RECORD EXTRACTS:
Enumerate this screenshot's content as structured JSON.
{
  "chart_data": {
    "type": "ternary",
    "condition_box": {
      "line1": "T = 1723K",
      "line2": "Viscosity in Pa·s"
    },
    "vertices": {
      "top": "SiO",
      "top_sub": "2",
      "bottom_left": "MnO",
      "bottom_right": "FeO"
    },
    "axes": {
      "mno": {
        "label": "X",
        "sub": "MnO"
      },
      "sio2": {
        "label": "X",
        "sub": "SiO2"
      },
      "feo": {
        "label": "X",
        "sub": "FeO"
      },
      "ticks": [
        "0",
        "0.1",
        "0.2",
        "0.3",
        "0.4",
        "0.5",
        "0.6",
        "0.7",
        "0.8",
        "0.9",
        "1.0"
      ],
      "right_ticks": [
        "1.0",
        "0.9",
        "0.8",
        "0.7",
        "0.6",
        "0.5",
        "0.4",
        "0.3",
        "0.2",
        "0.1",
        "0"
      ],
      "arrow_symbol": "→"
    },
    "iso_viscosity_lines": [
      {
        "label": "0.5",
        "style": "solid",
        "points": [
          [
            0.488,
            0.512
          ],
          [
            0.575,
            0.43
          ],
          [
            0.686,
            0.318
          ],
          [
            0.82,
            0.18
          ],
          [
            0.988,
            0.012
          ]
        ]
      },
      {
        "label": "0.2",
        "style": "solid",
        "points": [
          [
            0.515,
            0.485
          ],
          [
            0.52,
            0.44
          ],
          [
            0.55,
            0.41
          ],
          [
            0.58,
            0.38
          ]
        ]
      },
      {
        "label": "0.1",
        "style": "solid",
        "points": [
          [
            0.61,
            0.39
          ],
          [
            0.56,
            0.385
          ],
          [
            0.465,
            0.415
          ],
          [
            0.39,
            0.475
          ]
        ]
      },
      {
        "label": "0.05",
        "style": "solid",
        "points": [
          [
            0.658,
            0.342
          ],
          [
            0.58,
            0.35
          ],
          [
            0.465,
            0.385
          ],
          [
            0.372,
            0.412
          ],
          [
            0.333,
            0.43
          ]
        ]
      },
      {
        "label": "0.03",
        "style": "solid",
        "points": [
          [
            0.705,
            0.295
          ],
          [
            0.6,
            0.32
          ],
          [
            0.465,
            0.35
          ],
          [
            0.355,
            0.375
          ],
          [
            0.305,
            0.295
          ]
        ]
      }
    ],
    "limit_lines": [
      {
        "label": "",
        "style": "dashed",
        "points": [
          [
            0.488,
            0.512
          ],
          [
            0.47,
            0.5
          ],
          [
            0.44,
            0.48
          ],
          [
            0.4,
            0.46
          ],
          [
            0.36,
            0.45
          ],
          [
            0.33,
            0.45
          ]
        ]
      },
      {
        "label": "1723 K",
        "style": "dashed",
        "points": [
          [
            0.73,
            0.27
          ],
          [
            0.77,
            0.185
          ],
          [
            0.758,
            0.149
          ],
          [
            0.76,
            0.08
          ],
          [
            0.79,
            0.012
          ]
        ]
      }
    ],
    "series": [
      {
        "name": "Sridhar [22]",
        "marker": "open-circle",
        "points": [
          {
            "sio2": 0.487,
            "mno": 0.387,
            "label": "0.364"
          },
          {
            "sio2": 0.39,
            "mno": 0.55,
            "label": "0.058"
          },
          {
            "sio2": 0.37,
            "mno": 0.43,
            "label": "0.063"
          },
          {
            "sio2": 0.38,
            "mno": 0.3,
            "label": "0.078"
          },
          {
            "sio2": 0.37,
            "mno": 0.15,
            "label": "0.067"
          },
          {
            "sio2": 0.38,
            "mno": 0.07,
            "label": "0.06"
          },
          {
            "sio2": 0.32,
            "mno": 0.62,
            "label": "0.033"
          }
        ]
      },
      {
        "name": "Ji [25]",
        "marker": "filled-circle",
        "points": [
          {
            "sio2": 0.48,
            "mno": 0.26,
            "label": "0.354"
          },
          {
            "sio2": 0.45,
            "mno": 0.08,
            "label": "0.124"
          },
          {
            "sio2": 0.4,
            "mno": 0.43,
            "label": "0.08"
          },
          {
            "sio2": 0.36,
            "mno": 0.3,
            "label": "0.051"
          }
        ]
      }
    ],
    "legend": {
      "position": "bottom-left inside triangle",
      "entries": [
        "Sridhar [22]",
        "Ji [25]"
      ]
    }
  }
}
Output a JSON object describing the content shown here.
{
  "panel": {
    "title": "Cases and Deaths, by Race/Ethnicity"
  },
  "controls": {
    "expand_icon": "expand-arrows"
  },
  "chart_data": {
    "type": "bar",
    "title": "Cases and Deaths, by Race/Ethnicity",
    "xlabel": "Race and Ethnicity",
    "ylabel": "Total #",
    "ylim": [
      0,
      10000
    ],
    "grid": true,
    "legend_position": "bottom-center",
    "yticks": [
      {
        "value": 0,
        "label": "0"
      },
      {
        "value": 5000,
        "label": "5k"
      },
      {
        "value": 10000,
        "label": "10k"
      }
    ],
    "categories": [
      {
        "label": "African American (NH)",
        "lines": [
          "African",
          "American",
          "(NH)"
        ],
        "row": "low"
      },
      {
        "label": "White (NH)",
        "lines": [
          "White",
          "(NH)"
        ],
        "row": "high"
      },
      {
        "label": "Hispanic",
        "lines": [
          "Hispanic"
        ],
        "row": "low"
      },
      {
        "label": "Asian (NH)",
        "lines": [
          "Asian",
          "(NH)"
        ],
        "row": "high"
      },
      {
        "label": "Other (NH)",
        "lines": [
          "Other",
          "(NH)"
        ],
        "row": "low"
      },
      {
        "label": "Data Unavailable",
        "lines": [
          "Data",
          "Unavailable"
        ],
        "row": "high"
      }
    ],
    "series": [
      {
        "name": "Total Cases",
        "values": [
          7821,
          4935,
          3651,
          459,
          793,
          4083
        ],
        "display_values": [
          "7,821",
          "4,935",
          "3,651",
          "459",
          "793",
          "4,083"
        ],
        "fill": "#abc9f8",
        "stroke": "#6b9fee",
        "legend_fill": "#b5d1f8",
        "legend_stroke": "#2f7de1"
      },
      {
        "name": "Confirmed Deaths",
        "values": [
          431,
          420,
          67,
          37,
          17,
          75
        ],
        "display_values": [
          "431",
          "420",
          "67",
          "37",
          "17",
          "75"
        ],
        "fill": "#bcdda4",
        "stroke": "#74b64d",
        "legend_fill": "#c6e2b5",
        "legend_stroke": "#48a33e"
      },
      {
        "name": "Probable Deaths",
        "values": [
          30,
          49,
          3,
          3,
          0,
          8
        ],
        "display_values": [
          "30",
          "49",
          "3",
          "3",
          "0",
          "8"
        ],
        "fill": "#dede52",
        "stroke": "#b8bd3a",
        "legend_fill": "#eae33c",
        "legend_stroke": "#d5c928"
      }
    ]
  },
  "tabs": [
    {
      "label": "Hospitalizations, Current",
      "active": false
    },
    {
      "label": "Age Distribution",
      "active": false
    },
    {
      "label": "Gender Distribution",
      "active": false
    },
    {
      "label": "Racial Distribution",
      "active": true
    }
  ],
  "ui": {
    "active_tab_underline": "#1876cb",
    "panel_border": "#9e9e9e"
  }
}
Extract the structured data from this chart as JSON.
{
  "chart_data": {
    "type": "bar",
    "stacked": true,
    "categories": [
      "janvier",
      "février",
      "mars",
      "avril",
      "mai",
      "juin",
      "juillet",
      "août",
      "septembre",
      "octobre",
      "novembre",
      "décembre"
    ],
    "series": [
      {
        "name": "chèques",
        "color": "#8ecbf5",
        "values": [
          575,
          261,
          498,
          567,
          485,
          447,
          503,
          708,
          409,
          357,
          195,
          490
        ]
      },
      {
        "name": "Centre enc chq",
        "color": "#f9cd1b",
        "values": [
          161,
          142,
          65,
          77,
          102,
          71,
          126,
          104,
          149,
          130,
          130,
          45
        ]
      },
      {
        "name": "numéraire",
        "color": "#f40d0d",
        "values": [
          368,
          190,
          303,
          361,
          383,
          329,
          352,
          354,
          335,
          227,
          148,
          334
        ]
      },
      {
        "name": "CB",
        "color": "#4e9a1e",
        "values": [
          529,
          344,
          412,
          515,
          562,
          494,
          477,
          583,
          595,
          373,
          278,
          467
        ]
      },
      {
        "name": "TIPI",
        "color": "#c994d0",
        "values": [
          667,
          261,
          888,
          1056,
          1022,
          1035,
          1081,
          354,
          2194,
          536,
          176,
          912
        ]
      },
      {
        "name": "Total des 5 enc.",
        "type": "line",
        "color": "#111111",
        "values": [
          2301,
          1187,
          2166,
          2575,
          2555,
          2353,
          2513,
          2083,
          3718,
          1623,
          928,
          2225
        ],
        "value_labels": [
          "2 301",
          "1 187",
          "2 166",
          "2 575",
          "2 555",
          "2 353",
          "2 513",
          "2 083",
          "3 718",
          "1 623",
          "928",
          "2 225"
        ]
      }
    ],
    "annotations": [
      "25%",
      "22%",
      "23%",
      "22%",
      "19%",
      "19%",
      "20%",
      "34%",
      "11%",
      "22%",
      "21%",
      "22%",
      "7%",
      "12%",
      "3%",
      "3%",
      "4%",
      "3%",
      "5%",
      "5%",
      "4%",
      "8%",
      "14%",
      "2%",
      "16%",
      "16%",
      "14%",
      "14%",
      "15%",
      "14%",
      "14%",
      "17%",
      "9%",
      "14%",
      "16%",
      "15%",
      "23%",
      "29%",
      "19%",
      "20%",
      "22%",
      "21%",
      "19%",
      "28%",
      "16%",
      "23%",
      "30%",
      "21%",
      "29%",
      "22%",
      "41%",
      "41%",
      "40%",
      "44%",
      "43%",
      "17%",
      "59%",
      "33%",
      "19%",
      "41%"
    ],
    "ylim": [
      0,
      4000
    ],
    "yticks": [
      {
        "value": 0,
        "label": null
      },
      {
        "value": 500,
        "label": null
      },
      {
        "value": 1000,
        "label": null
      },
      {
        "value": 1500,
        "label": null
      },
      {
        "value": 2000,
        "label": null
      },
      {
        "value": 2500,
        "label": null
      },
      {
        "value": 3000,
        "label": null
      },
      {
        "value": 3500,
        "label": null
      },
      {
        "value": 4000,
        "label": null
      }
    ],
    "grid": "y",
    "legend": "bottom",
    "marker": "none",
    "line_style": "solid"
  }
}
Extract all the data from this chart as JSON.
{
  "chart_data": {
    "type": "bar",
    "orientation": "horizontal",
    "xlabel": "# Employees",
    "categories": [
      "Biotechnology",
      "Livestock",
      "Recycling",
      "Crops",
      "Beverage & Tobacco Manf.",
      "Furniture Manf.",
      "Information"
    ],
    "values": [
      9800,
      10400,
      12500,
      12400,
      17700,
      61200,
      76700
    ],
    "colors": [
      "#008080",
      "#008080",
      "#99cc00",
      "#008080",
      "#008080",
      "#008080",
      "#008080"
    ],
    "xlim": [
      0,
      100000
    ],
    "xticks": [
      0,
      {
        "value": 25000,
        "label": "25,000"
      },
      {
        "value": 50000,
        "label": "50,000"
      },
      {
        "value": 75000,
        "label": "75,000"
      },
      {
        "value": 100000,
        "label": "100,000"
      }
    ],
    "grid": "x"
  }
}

WHAT YOU WILL DO: Extract every line that has the string "Race" in it.

WRITTEN SOLUTION:
    "title": "Cases and Deaths, by Race/Ethnicity"
    "title": "Cases and Deaths, by Race/Ethnicity",
    "xlabel": "Race and Ethnicity",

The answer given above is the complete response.